* _Short problem_: What is the number of lines holding the word "April"? Write that number and nothing else.
--- BEGIN Task inputs ---
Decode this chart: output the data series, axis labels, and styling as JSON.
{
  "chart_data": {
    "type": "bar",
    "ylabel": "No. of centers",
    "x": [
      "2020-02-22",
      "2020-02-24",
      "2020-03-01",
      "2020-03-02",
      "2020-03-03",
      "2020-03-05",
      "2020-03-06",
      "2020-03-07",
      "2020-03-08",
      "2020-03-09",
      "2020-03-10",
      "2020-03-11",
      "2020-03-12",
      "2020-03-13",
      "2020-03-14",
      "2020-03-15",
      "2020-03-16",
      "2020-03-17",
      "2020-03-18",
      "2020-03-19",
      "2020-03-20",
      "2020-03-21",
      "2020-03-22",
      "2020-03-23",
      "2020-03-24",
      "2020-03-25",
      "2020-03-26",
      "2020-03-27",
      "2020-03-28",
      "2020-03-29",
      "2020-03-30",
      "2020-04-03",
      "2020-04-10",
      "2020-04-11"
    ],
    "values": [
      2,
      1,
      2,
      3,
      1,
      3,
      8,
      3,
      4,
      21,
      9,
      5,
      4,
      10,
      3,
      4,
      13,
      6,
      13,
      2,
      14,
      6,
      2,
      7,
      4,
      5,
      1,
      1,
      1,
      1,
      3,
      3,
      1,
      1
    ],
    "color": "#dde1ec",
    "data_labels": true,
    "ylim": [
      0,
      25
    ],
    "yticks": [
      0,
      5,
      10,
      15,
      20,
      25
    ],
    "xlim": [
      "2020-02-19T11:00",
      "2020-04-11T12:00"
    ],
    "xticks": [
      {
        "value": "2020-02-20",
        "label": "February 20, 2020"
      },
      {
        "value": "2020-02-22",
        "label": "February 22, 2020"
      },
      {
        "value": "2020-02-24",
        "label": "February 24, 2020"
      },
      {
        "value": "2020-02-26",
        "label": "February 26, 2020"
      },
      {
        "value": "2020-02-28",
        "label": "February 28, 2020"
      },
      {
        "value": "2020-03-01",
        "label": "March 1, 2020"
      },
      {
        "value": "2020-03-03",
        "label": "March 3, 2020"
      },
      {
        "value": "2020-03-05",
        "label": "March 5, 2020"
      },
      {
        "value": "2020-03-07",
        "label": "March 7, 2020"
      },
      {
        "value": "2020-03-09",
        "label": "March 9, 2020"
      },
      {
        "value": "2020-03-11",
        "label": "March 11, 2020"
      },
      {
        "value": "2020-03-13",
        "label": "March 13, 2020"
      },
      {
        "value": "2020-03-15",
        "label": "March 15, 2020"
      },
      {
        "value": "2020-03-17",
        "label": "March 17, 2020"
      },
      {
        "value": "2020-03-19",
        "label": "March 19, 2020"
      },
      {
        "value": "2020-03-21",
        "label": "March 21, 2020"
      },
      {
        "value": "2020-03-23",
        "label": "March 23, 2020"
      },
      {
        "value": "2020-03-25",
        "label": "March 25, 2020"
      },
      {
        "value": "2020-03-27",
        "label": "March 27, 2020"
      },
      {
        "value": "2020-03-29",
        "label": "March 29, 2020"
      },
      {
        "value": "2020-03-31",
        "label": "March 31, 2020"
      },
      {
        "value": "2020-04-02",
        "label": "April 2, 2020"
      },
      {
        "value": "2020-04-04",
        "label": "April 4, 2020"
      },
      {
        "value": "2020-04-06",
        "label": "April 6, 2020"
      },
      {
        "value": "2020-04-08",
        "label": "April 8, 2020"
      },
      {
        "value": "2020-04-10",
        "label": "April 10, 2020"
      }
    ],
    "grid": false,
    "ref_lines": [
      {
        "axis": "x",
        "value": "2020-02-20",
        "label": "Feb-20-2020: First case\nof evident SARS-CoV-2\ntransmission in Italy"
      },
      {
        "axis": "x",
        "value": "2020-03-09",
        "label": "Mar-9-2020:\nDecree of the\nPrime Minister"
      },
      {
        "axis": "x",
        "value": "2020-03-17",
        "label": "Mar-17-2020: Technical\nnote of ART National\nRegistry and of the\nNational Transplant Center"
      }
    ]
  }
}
--- END Task inputs ---
* _Answer for the task_: 5